Please set down all the lines beneath this one exactly, without the pictures.
.....
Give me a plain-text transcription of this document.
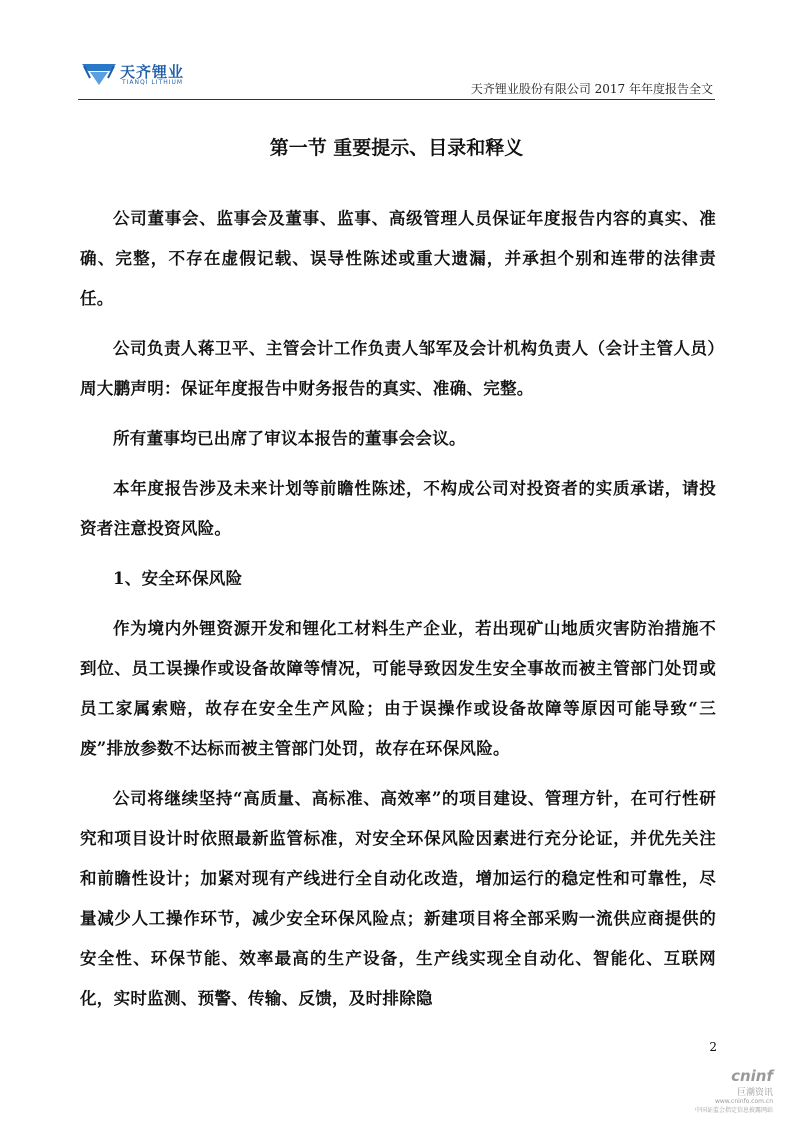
天齐锂业
TIANQI LITHIUM	天齐锂业股份有限公司 2017 年年度报告全文
第一节 重要提示、目录和释义

公司董事会、监事会及董事、监事、高级管理人员保证年度报告内容的真实、准确、完整，不存在虚假记载、误导性陈述或重大遗漏，并承担个别和连带的法律责任。

公司负责人蒋卫平、主管会计工作负责人邹军及会计机构负责人（会计主管人员）周大鹏声明：保证年度报告中财务报告的真实、准确、完整。

所有董事均已出席了审议本报告的董事会会议。

本年度报告涉及未来计划等前瞻性陈述，不构成公司对投资者的实质承诺，请投资者注意投资风险。

1、安全环保风险

作为境内外锂资源开发和锂化工材料生产企业，若出现矿山地质灾害防治措施不到位、员工误操作或设备故障等情况，可能导致因发生安全事故而被主管部门处罚或员工家属索赔，故存在安全生产风险；由于误操作或设备故障等原因可能导致“三废”排放参数不达标而被主管部门处罚，故存在环保风险。

公司将继续坚持“高质量、高标准、高效率”的项目建设、管理方针，在可行性研究和项目设计时依照最新监管标准，对安全环保风险因素进行充分论证，并优先关注和前瞻性设计；加紧对现有产线进行全自动化改造，增加运行的稳定性和可靠性，尽量减少人工操作环节，减少安全环保风险点；新建项目将全部采购一流供应商提供的安全性、环保节能、效率最高的生产设备，生产线实现全自动化、智能化、互联网化，实时监测、预警、传输、反馈，及时排除隐

2
cninf
巨潮资讯
www.cninfo.com.cn
中国证监会指定信息披露网站
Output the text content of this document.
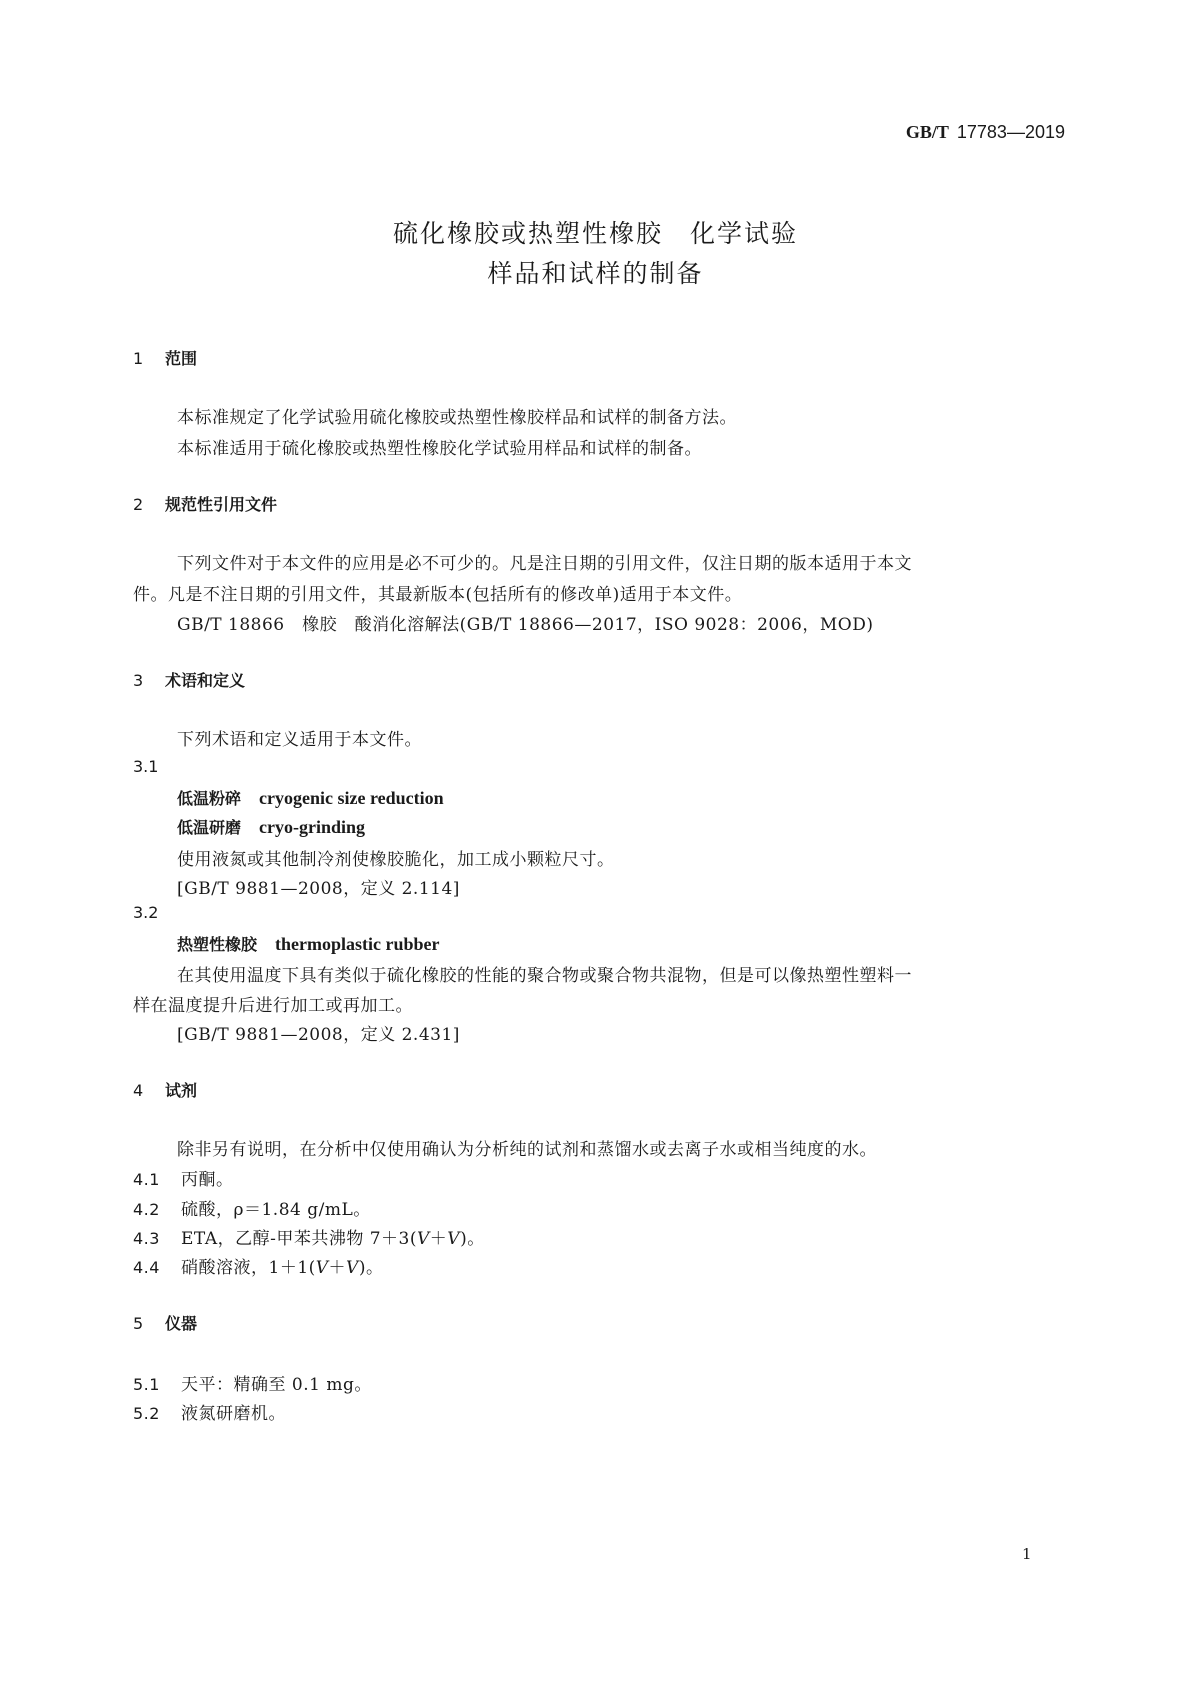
GB/T 17783—2019
硫化橡胶或热塑性橡胶　化学试验
样品和试样的制备
1 范围
本标准规定了化学试验用硫化橡胶或热塑性橡胶样品和试样的制备方法。
本标准适用于硫化橡胶或热塑性橡胶化学试验用样品和试样的制备。
2 规范性引用文件
下列文件对于本文件的应用是必不可少的。凡是注日期的引用文件，仅注日期的版本适用于本文
件。凡是不注日期的引用文件，其最新版本(包括所有的修改单)适用于本文件。
GB/T 18866　橡胶　酸消化溶解法(GB/T 18866—2017，ISO 9028：2006，MOD)
3 术语和定义
下列术语和定义适用于本文件。
3.1
低温粉碎 cryogenic size reduction
低温研磨 cryo-grinding
使用液氮或其他制冷剂使橡胶脆化，加工成小颗粒尺寸。
[GB/T 9881—2008，定义 2.114]
3.2
热塑性橡胶 thermoplastic rubber
在其使用温度下具有类似于硫化橡胶的性能的聚合物或聚合物共混物，但是可以像热塑性塑料一
样在温度提升后进行加工或再加工。
[GB/T 9881—2008，定义 2.431]
4 试剂
除非另有说明，在分析中仅使用确认为分析纯的试剂和蒸馏水或去离子水或相当纯度的水。
4.1 丙酮。
4.2 硫酸，ρ＝1.84 g/mL。
4.3 ETA，乙醇-甲苯共沸物 7＋3(V＋V)。
4.4 硝酸溶液，1＋1(V＋V)。
5 仪器
5.1 天平：精确至 0.1 mg。
5.2 液氮研磨机。
1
.....
• **Task result**:
Give me a plain-text transcription of this document.
天齐锂业
TIANQI LITHIUM	天齐锂业股份有限公司 2017 年年度报告全文
第一节 重要提示、目录和释义

公司董事会、监事会及董事、监事、高级管理人员保证年度报告内容的真实、准确、完整，不存在虚假记载、误导性陈述或重大遗漏，并承担个别和连带的法律责任。

公司负责人蒋卫平、主管会计工作负责人邹军及会计机构负责人（会计主管人员）周大鹏声明：保证年度报告中财务报告的真实、准确、完整。

所有董事均已出席了审议本报告的董事会会议。

本年度报告涉及未来计划等前瞻性陈述，不构成公司对投资者的实质承诺，请投资者注意投资风险。

1、安全环保风险

作为境内外锂资源开发和锂化工材料生产企业，若出现矿山地质灾害防治措施不到位、员工误操作或设备故障等情况，可能导致因发生安全事故而被主管部门处罚或员工家属索赔，故存在安全生产风险；由于误操作或设备故障等原因可能导致“三废”排放参数不达标而被主管部门处罚，故存在环保风险。

公司将继续坚持“高质量、高标准、高效率”的项目建设、管理方针，在可行性研究和项目设计时依照最新监管标准，对安全环保风险因素进行充分论证，并优先关注和前瞻性设计；加紧对现有产线进行全自动化改造，增加运行的稳定性和可靠性，尽量减少人工操作环节，减少安全环保风险点；新建项目将全部采购一流供应商提供的安全性、环保节能、效率最高的生产设备，生产线实现全自动化、智能化、互联网化，实时监测、预警、传输、反馈，及时排除隐

2
cninf
巨潮资讯
www.cninfo.com.cn
中国证监会指定信息披露网站
Output the text content of this document.
GB/T 17783—2019
硫化橡胶或热塑性橡胶　化学试验
样品和试样的制备
1 范围
本标准规定了化学试验用硫化橡胶或热塑性橡胶样品和试样的制备方法。
本标准适用于硫化橡胶或热塑性橡胶化学试验用样品和试样的制备。
2 规范性引用文件
下列文件对于本文件的应用是必不可少的。凡是注日期的引用文件，仅注日期的版本适用于本文
件。凡是不注日期的引用文件，其最新版本(包括所有的修改单)适用于本文件。
GB/T 18866　橡胶　酸消化溶解法(GB/T 18866—2017，ISO 9028：2006，MOD)
3 术语和定义
下列术语和定义适用于本文件。
3.1
低温粉碎 cryogenic size reduction
低温研磨 cryo-grinding
使用液氮或其他制冷剂使橡胶脆化，加工成小颗粒尺寸。
[GB/T 9881—2008，定义 2.114]
3.2
热塑性橡胶 thermoplastic rubber
在其使用温度下具有类似于硫化橡胶的性能的聚合物或聚合物共混物，但是可以像热塑性塑料一
样在温度提升后进行加工或再加工。
[GB/T 9881—2008，定义 2.431]
4 试剂
除非另有说明，在分析中仅使用确认为分析纯的试剂和蒸馏水或去离子水或相当纯度的水。
4.1 丙酮。
4.2 硫酸，ρ＝1.84 g/mL。
4.3 ETA，乙醇-甲苯共沸物 7＋3(V＋V)。
4.4 硝酸溶液，1＋1(V＋V)。
5 仪器
5.1 天平：精确至 0.1 mg。
5.2 液氮研磨机。
1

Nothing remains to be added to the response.